▶ EXTRACTED MATERIAL

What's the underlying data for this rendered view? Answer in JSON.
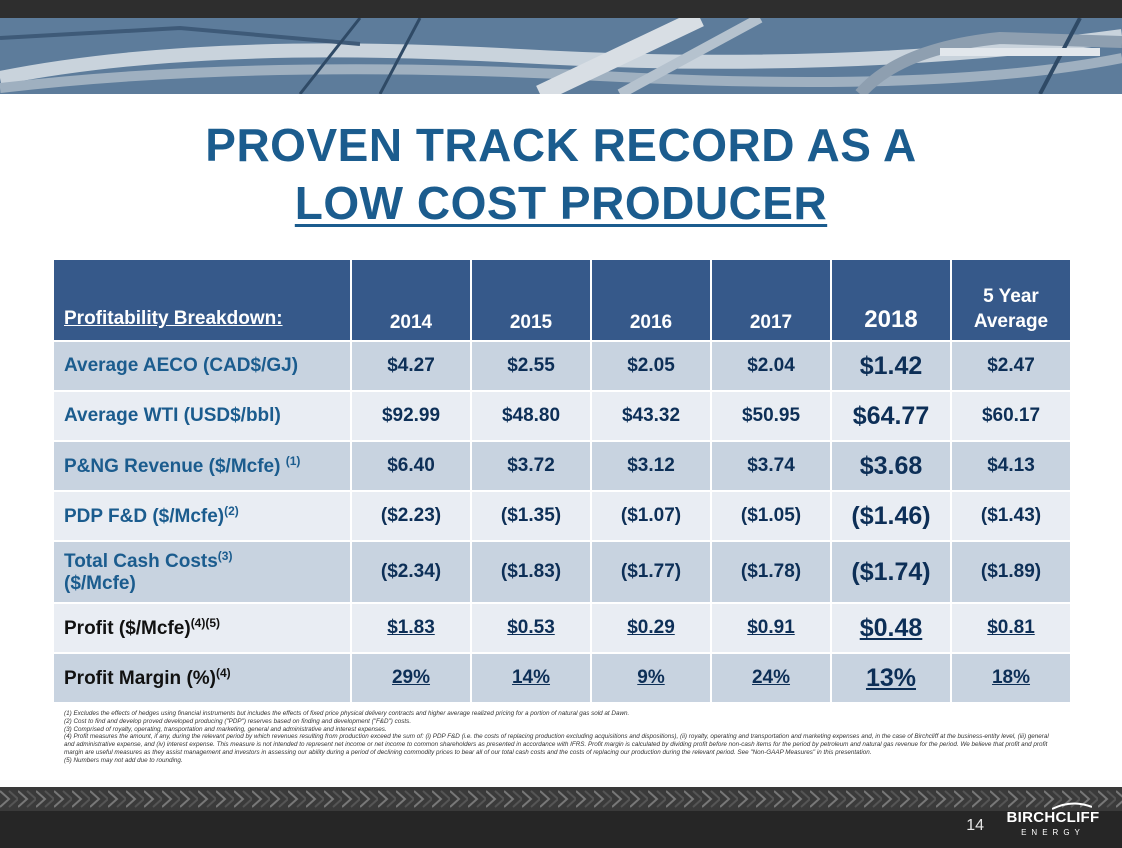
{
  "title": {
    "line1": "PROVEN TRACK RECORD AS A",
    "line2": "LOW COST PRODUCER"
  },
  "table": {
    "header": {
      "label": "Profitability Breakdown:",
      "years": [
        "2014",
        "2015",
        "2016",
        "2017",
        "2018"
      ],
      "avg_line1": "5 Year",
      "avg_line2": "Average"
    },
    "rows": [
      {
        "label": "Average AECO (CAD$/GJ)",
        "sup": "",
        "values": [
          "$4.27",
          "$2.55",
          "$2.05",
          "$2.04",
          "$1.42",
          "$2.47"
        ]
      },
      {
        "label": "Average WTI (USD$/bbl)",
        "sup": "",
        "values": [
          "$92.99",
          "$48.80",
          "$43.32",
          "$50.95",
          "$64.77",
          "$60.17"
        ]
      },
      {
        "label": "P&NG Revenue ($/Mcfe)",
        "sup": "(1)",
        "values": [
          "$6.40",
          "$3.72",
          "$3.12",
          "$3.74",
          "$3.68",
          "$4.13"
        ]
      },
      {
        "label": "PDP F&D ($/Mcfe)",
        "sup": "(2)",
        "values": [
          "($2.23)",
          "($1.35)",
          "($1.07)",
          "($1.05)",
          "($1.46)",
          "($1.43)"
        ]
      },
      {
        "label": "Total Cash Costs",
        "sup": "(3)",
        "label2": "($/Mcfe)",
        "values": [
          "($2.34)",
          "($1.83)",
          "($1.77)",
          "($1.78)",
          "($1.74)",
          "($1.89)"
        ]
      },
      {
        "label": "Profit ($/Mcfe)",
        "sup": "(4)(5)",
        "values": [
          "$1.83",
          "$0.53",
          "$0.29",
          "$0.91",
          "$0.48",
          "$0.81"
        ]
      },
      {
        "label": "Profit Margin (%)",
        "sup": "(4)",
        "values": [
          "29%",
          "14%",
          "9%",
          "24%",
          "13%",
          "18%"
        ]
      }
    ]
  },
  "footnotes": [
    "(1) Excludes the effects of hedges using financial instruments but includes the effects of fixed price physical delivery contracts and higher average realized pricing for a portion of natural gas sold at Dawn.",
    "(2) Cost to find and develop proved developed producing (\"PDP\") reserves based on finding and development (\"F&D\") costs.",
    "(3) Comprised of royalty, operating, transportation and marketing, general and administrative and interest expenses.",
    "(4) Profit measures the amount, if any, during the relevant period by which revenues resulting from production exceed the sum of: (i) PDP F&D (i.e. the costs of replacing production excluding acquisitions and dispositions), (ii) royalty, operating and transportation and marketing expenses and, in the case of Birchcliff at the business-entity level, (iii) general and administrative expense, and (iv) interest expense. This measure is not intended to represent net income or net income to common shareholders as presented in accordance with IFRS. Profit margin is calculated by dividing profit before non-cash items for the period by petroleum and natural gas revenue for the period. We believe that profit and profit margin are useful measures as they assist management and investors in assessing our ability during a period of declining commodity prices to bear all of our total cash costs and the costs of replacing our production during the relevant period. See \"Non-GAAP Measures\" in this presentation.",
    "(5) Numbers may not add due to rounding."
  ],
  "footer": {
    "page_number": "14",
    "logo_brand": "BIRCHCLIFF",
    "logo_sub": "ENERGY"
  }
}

▶ PROBLEM REQUIREMENTS
Among the lines of the material, find those that hold the word "Mcfe" and copy them.

▶ RESULT
        "label": "P&NG Revenue ($/Mcfe)",
        "label": "PDP F&D ($/Mcfe)",
        "label2": "($/Mcfe)",
        "label": "Profit ($/Mcfe)",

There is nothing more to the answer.